— Selected extract —

==*==

But Jankowicz did pinpoint who benefited, saying that putting the blame on a Wuhan lab helps the Trump administration find a scapegoat.

“It becomes more politically convenient for Trump and his administration the further we get into this maelstrom, especially in comparison to the Chinese response,” she said.

"It becomes more politically convenient for Trump and his administration the further we get into this maelstrom, especially in comparison to the Chinese response."

Following last week’s reports in the Washington Post and Fox News, the right-wing media machine has sounded the theme loudly. One of the top referrals for the Fox piece, according to social metrics site CrowdTangle, was Sen. Cotton’s Facebook page, which shared the as-of-yet-unproven article with the caption “China did this. China should be treated like the pariah state it is.” In the following days, the hyperpartisan Washington Examiner published a story headlined “Tom Cotton Was Right: Coronavirus May Have Come From a Chinese Lab," and the American Conservative published a piece describing the Epoch Times video as “impressive in its scope, scale, and overall depth.”

Jeremy Konyndyk, a senior policy fellow at the Center for Global Development, has been outspoken on Twitter about how the Trump administration has groped to find a direct link between the coronavirus and Chinese labs. Konyndyk is also critical of the Washington Post’s Rogin for publishing excerpts of a two-year-old cable, rather than the cable in its entirety.

"They're looking really hard at the intel and they haven't found anything yet,” he said.

Konyndyk said there is currently no evidence that the coronavirus originated in a lab — either as a deliberate creation or an accidental release.

“There was a very early cluster [of cases] in the [Wuhan seafood] market,” he said, citing the assessment of virologist Trevor Bedford. “If the lab was the point of spillover, you wouldn't necessarily see the early clustering in the market.”

There's good reason to be suspicious about what China is and isn't reporting. The CCP heavily censored early information about the outbreak and was reticent to share data internationally in the months that followed. But the country's motivations are less clear.

“Should [we] read that as a desire to cover up or a fear that anything that is discovered won't be handled in good faith?” asked Konyndyk. “I think the Chinese should be open to a more open process.”

As the virus has spread, so has mistrust on both sides of the Pacific Ocean.

==*==

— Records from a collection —
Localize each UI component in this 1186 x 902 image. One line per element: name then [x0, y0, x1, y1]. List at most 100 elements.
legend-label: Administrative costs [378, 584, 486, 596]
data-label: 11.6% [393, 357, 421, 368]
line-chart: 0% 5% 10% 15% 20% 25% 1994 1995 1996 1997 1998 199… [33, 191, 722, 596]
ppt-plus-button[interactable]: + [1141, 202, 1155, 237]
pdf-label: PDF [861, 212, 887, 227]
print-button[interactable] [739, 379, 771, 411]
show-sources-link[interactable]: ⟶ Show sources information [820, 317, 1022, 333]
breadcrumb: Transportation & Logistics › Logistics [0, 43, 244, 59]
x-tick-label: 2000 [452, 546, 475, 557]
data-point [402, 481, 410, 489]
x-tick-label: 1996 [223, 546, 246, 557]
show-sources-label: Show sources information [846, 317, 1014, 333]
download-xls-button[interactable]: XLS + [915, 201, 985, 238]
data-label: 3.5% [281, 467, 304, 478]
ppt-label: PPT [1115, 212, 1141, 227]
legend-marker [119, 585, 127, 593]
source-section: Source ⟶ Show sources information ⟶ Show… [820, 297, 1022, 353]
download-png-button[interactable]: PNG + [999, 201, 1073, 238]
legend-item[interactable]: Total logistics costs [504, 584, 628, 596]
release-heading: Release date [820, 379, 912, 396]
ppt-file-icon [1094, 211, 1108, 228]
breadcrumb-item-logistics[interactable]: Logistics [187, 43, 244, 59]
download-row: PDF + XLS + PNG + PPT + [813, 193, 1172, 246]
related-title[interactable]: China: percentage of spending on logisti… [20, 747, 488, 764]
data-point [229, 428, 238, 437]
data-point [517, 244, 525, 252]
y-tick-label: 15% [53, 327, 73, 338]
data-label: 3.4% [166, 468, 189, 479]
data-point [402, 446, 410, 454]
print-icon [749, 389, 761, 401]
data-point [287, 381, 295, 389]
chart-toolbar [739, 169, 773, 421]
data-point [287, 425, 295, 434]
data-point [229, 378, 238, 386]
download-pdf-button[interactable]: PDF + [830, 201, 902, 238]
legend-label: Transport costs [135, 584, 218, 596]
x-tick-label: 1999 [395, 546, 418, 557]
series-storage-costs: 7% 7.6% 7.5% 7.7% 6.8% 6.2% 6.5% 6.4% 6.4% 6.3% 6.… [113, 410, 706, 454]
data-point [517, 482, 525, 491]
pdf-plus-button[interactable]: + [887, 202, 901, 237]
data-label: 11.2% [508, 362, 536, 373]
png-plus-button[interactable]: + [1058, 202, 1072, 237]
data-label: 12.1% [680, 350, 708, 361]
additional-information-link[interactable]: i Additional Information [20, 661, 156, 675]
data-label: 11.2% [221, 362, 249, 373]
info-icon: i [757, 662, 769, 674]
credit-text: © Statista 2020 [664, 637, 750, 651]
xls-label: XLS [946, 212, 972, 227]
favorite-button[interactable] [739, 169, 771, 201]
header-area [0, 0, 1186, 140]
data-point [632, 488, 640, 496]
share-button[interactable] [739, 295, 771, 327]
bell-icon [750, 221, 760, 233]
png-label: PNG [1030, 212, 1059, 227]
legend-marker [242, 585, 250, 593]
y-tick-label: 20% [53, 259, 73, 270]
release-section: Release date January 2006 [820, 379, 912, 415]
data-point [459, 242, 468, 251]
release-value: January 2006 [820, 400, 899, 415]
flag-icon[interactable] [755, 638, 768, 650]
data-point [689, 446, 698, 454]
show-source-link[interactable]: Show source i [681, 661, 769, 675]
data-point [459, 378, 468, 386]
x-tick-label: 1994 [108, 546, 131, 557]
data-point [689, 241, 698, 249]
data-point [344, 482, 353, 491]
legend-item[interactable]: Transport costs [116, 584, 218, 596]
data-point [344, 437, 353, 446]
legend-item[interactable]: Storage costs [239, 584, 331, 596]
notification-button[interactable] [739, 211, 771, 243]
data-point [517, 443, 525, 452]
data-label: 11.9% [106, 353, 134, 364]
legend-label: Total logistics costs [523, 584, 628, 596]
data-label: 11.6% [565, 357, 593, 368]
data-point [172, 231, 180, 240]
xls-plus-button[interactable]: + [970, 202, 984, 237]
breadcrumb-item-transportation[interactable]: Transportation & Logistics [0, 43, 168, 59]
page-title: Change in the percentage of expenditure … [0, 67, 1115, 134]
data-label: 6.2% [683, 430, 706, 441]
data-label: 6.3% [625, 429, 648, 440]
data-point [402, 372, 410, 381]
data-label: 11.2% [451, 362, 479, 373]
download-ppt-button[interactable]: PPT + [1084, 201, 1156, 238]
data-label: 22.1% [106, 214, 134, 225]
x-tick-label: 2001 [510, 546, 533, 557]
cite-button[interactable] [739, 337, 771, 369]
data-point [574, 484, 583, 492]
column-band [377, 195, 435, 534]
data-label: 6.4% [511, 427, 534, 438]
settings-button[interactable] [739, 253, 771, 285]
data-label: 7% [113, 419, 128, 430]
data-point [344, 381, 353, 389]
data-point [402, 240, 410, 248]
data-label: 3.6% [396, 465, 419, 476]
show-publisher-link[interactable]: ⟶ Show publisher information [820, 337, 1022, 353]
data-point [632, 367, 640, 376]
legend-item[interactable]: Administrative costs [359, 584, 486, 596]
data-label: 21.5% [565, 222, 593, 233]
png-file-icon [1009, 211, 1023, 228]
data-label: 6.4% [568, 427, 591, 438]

==*==

— Tasks to complete —
(A) Transcribe the passage on the Wuhan lab theory from "Jeremy Konyndyk, a" up to and including "an accidental release.".
(B) List every person mentioned by name in the passage on the Wuhan lab theory.
(C) Take the passage on the Wuhan lab theory further, starting after its final sentence.

— Per-task answers —
(A)
Jeremy Konyndyk, a senior policy fellow at the Center for Global Development, has been outspoken on Twitter about how the Trump administration has groped to find a direct link between the coronavirus and Chinese labs. Konyndyk is also critical of the Washington Post’s Rogin for publishing excerpts of a two-year-old cable, rather than the cable in its entirety.

"They're looking really hard at the intel and they haven't found anything yet,” he said.

Konyndyk said there is currently no evidence that the coronavirus originated in a lab — either as a deliberate creation or an accidental release.

(B) Jankowicz, Trump, Tom Cotton, Rogin, Jeremy Konyndyk, Trevor Bedford

(C)
Susan Shirk, a professor and chair of UC San Diego’s 21st Century China Center, told BuzzFeed News that China’s initial response has left both people in China and around the world distrustful of what its government has said. “And it leads to all sorts of rumors and conspiracy theories,” she said.

“At the beginning, they really mishandled the situation, both at the local level in Wuhan and at the national level. They really didn't tell the public very frankly what was going on until it was much too late,” she said.

"They’re just trying to protect their own political skin by blaming and stoking ill will to the other country."

Since then, the country’s government and people have grown to resent the lack of compassion the rest of the world has shown China, Shirk said, while Chinese citizens have become more nationalistic, proud that they were able to flatten the curve on their own.

“Now that they've gotten control over the first wave, they're prematurely celebrating out of defensiveness and claiming a lot of credit,” she said.

It’s not just Trump who has a political interest in scapegoating another country. Leaders of both nations are trying to find ways to reframe their failures to contain the outbreak.

“Xi Jinping and Donald Trump are both vulnerable to a lot of public criticism for having failed in their responses to the disease,” she said. “They’re just trying to protect their own political skin by blaming and stoking ill will to the other country.”

Shirk said that if the US and China can’t repair their relationship, the second and third waves of the coronavirus outbreak could be even more dangerous than the first.

“What really gets me, even in the middle of the Cold War, the Soviet Union and the United States jointly led the global effort and totally eradicated smallpox,” she said. “Could you imagine the United States and China doing that?”